Scan the material below for "BLANC", then return each line that contains it.
----
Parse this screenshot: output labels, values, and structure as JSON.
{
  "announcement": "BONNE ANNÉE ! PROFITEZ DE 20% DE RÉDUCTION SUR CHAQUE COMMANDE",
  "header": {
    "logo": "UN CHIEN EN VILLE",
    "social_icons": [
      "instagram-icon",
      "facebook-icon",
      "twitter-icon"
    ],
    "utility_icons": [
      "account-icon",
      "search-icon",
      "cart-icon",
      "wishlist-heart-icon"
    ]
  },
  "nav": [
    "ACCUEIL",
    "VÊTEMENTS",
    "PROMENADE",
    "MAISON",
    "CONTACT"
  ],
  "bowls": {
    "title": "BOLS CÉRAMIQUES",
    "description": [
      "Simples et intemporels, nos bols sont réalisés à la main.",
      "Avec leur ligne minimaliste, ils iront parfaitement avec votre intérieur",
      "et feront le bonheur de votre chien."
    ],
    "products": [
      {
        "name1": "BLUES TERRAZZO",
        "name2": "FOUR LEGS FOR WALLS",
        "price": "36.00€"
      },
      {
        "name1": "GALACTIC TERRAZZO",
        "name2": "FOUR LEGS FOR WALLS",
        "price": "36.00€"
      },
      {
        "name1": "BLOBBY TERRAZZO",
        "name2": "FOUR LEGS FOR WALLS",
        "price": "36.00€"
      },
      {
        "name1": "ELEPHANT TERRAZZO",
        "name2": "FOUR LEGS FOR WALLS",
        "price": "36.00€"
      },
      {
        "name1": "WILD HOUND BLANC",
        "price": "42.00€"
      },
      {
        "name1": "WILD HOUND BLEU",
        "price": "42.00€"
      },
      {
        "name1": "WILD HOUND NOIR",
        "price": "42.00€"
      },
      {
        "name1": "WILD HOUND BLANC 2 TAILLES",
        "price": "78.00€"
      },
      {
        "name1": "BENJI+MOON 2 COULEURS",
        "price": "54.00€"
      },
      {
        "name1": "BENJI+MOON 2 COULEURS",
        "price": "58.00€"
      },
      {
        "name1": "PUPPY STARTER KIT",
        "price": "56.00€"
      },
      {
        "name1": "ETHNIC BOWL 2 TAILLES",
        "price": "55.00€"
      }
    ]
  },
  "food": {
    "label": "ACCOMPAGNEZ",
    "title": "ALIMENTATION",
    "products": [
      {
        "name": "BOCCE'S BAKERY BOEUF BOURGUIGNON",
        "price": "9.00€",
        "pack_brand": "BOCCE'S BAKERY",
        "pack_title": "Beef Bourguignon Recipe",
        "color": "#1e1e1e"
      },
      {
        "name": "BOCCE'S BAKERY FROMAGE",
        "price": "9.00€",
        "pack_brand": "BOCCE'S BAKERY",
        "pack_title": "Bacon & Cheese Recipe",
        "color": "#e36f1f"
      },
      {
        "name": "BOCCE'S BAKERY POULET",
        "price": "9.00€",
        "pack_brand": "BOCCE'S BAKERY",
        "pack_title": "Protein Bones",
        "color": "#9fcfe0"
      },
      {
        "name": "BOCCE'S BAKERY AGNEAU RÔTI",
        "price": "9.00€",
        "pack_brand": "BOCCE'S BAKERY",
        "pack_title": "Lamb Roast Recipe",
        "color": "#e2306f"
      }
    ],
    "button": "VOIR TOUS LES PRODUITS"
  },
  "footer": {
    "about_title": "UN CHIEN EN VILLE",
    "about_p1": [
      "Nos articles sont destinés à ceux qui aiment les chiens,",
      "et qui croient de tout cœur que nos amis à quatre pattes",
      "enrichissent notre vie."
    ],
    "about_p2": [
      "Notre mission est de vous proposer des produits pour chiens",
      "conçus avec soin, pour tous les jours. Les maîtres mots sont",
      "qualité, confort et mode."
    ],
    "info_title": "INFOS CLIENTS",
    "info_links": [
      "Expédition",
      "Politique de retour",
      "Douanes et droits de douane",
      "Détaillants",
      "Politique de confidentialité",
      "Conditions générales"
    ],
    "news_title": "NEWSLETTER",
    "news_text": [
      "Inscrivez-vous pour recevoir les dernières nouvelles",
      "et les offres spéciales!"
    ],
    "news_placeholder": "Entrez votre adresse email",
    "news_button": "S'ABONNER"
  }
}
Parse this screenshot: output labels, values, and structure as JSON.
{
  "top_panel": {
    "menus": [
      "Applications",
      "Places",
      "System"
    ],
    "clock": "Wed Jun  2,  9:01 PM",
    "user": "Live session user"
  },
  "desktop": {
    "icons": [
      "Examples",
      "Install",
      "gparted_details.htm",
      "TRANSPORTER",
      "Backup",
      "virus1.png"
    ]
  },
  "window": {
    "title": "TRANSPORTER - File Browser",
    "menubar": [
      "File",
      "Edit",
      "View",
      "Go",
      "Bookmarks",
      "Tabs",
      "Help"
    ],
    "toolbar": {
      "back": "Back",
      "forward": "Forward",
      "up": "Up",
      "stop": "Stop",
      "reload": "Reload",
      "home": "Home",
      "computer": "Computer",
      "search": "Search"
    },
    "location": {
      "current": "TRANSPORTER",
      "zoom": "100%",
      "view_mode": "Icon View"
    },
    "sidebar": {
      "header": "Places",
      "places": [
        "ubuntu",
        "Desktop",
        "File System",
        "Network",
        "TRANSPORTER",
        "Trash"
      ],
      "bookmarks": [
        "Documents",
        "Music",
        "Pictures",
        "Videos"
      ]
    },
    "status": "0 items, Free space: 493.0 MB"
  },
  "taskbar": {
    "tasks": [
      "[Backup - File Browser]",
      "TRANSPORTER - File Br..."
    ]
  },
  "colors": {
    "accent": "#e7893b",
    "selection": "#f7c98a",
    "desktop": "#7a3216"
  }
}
----
Solution:
        "name1": "WILD HOUND BLANC",
        "name1": "WILD HOUND BLANC 2 TAILLES",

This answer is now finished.